Dataset records:
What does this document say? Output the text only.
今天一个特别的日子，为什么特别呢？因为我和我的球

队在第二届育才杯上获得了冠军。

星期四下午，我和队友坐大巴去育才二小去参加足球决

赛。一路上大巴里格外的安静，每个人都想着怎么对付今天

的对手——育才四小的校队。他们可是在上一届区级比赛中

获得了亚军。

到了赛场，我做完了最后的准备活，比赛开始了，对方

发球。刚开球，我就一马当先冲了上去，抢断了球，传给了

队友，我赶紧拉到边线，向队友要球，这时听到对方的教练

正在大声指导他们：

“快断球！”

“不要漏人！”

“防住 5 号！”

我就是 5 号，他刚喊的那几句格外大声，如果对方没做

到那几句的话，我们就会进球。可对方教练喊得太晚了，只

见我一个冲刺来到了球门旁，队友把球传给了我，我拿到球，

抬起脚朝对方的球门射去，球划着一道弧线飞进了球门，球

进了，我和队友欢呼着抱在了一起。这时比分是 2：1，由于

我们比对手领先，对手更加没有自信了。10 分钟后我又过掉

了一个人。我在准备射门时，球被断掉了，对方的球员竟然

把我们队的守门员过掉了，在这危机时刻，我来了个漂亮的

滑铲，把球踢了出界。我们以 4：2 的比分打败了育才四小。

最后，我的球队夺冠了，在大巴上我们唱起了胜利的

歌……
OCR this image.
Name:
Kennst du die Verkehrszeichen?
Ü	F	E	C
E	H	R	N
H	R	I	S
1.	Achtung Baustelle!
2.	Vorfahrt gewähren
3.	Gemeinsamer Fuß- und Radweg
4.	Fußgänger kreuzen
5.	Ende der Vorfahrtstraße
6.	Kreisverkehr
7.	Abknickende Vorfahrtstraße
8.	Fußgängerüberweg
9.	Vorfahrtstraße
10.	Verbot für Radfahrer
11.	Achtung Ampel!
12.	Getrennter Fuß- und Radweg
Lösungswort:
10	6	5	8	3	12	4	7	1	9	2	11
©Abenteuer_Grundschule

Exercise: Set down every record above exactly as given.

Task answer:
What does this document say? Output the text only.
今天一个特别的日子，为什么特别呢？因为我和我的球

队在第二届育才杯上获得了冠军。

星期四下午，我和队友坐大巴去育才二小去参加足球决

赛。一路上大巴里格外的安静，每个人都想着怎么对付今天

的对手——育才四小的校队。他们可是在上一届区级比赛中

获得了亚军。

到了赛场，我做完了最后的准备活，比赛开始了，对方

发球。刚开球，我就一马当先冲了上去，抢断了球，传给了

队友，我赶紧拉到边线，向队友要球，这时听到对方的教练

正在大声指导他们：

“快断球！”

“不要漏人！”

“防住 5 号！”

我就是 5 号，他刚喊的那几句格外大声，如果对方没做

到那几句的话，我们就会进球。可对方教练喊得太晚了，只

见我一个冲刺来到了球门旁，队友把球传给了我，我拿到球，

抬起脚朝对方的球门射去，球划着一道弧线飞进了球门，球

进了，我和队友欢呼着抱在了一起。这时比分是 2：1，由于

我们比对手领先，对手更加没有自信了。10 分钟后我又过掉

了一个人。我在准备射门时，球被断掉了，对方的球员竟然

把我们队的守门员过掉了，在这危机时刻，我来了个漂亮的

滑铲，把球踢了出界。我们以 4：2 的比分打败了育才四小。

最后，我的球队夺冠了，在大巴上我们唱起了胜利的

歌……
OCR this image.
Name:
Kennst du die Verkehrszeichen?
Ü	F	E	C
E	H	R	N
H	R	I	S
1.	Achtung Baustelle!
2.	Vorfahrt gewähren
3.	Gemeinsamer Fuß- und Radweg
4.	Fußgänger kreuzen
5.	Ende der Vorfahrtstraße
6.	Kreisverkehr
7.	Abknickende Vorfahrtstraße
8.	Fußgängerüberweg
9.	Vorfahrtstraße
10.	Verbot für Radfahrer
11.	Achtung Ampel!
12.	Getrennter Fuß- und Radweg
Lösungswort:
10	6	5	8	3	12	4	7	1	9	2	11
©Abenteuer_Grundschule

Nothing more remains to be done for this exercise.